_THE PROBLEM_
Collect and copy every line of the items below that contains the string "interactable". Case counts when matching.

_STORED DATA_
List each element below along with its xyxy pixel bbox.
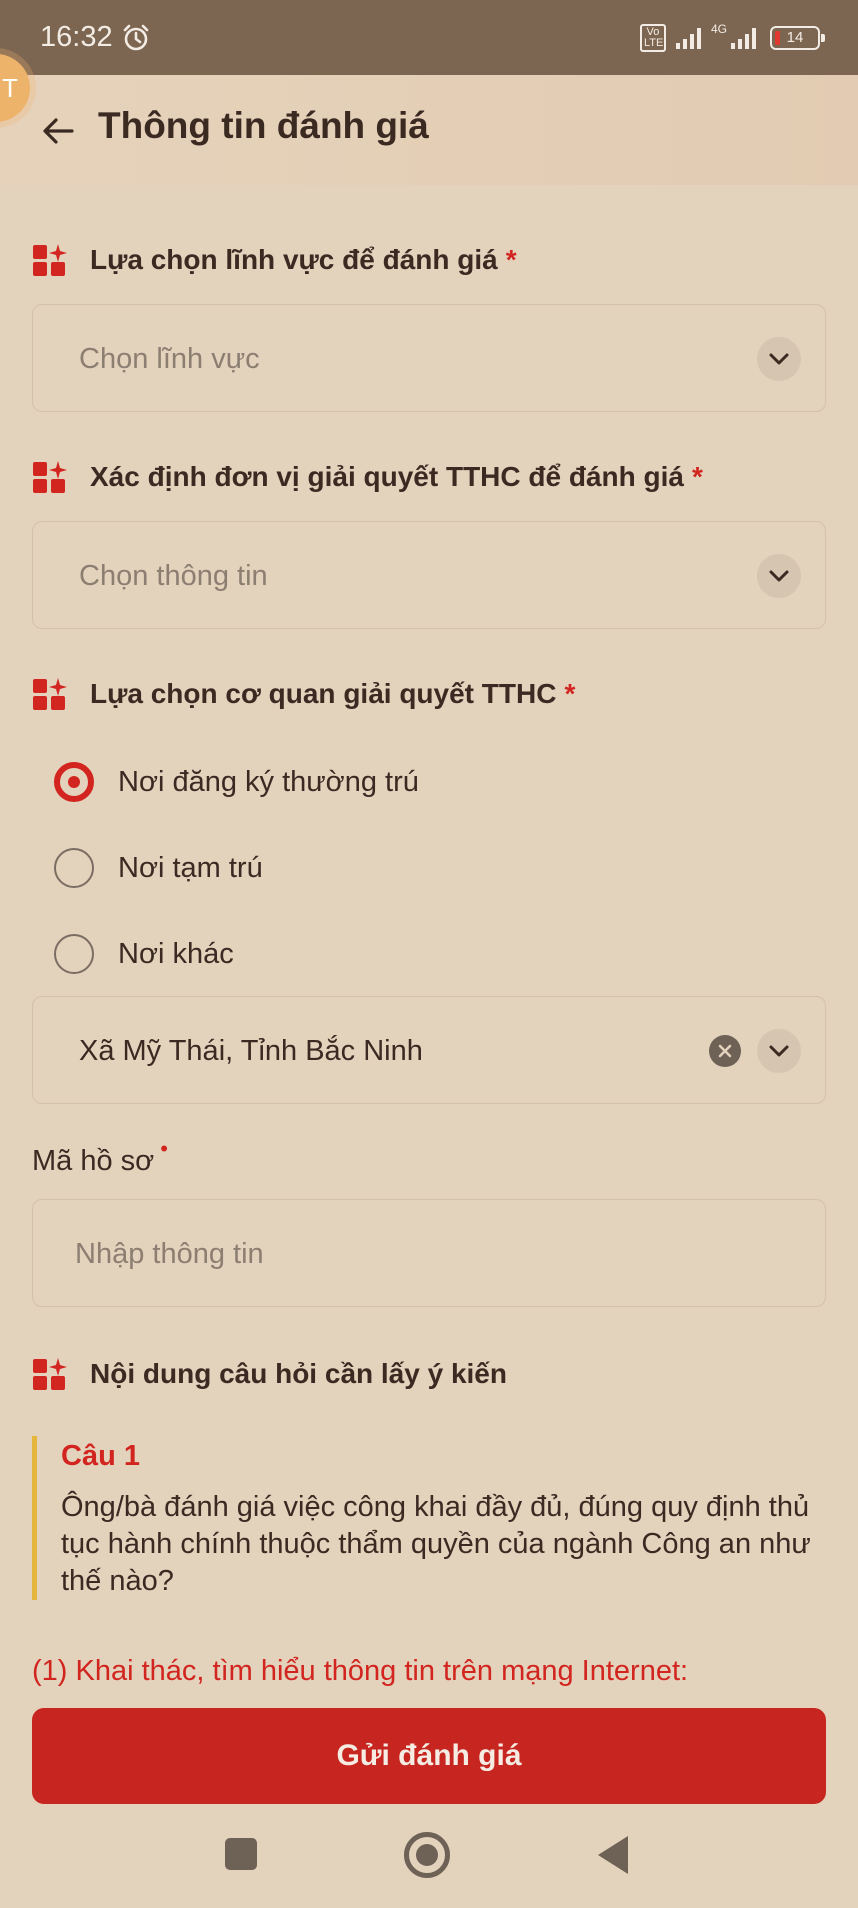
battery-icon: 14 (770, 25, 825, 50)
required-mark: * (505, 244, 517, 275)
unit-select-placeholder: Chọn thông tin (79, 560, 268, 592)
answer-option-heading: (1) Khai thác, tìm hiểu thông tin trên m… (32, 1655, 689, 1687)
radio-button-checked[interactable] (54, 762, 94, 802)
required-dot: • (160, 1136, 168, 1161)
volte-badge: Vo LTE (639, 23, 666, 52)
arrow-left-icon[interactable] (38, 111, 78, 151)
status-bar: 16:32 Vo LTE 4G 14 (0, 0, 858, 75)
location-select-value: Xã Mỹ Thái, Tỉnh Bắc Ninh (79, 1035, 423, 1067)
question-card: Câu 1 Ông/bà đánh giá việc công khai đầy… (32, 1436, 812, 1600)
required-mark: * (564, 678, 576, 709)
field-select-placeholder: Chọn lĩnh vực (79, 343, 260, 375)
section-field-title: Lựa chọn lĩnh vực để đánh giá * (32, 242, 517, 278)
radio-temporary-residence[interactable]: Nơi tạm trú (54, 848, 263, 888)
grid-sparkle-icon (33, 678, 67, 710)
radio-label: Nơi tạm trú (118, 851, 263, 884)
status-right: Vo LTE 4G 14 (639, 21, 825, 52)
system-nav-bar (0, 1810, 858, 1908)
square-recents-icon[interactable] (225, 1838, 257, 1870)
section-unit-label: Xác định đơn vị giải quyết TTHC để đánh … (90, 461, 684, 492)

_EXERCISE ANSWER_
radio-button-checked[interactable] (54, 762, 94, 802)
arrow-left-icon[interactable] (38, 111, 78, 151)
radio-temporary-residence[interactable]: Nơi tạm trú (54, 848, 263, 888)
square-recents-icon[interactable] (225, 1838, 257, 1870)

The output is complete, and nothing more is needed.